**Dataset**
____
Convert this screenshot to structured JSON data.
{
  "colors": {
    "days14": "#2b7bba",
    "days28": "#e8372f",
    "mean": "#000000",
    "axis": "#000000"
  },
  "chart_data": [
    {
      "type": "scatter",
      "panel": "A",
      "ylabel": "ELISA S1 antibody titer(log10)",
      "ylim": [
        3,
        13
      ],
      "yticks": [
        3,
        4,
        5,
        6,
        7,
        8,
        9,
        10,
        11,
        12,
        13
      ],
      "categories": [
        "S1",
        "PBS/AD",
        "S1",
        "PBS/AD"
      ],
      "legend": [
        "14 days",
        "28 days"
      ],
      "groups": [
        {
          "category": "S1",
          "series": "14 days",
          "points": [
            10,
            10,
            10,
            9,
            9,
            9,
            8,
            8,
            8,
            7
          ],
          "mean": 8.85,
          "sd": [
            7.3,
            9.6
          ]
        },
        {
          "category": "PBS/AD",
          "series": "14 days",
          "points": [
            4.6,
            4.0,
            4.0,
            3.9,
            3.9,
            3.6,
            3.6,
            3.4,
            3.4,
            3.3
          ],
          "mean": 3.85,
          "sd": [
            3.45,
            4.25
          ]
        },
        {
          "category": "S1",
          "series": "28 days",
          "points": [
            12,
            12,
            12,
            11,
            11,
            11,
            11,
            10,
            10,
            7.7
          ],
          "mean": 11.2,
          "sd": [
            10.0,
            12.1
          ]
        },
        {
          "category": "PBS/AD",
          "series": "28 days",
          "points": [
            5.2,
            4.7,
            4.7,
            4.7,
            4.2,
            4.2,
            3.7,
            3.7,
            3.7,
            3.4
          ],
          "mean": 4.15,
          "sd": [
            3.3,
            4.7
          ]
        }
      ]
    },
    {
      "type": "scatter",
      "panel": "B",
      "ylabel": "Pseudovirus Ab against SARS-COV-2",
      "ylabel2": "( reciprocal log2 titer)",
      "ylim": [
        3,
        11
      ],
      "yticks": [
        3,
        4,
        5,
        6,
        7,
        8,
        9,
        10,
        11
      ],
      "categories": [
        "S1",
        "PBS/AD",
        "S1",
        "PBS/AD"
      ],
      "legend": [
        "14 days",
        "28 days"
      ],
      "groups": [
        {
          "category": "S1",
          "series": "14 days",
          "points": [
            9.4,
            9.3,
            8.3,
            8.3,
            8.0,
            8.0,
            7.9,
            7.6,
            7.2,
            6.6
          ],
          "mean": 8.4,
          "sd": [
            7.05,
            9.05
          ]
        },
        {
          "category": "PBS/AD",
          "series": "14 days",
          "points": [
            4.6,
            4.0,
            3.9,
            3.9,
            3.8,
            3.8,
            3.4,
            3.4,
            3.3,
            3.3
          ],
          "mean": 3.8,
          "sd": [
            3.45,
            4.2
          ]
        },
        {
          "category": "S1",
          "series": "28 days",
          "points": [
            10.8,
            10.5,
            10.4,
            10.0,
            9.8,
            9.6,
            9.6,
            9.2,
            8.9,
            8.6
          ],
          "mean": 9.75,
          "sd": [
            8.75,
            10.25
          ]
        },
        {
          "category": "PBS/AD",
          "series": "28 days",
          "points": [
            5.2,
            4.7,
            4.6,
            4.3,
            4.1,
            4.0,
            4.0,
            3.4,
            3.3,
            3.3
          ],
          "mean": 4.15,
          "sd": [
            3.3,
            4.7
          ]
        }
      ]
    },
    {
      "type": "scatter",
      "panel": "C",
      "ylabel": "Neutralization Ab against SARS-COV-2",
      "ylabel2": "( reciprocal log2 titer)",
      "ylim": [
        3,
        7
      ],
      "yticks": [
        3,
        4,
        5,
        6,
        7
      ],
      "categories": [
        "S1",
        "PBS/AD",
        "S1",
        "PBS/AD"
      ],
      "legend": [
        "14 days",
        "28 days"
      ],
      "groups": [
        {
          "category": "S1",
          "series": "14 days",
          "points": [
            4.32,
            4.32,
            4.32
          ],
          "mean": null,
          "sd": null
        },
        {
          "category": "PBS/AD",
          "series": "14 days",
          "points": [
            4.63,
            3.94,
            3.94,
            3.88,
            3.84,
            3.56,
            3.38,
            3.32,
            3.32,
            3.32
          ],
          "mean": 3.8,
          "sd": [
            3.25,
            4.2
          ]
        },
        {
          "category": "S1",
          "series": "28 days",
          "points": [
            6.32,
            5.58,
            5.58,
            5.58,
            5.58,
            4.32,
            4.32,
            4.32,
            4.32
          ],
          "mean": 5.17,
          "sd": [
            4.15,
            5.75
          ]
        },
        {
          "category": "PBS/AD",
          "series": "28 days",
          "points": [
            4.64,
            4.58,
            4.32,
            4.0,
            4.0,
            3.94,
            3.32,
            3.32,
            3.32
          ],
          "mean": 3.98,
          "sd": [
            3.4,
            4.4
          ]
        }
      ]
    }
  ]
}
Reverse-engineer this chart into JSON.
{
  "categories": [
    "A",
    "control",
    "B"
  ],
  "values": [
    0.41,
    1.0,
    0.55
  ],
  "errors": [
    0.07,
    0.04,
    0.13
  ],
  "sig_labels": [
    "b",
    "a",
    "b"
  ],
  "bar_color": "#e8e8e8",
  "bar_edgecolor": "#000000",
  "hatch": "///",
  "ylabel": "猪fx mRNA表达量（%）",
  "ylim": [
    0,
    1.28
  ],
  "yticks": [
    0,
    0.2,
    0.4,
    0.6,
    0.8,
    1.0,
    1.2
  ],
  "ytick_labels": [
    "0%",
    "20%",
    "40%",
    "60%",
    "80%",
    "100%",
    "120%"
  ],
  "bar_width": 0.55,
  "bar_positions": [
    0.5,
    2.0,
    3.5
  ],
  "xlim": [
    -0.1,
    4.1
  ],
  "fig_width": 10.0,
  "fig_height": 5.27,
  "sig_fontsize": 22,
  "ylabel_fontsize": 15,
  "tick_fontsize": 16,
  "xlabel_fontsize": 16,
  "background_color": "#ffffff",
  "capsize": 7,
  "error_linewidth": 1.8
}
____
How many lines in the entries contain the string "SARS"? Answer with the number only.

**Answer section**
2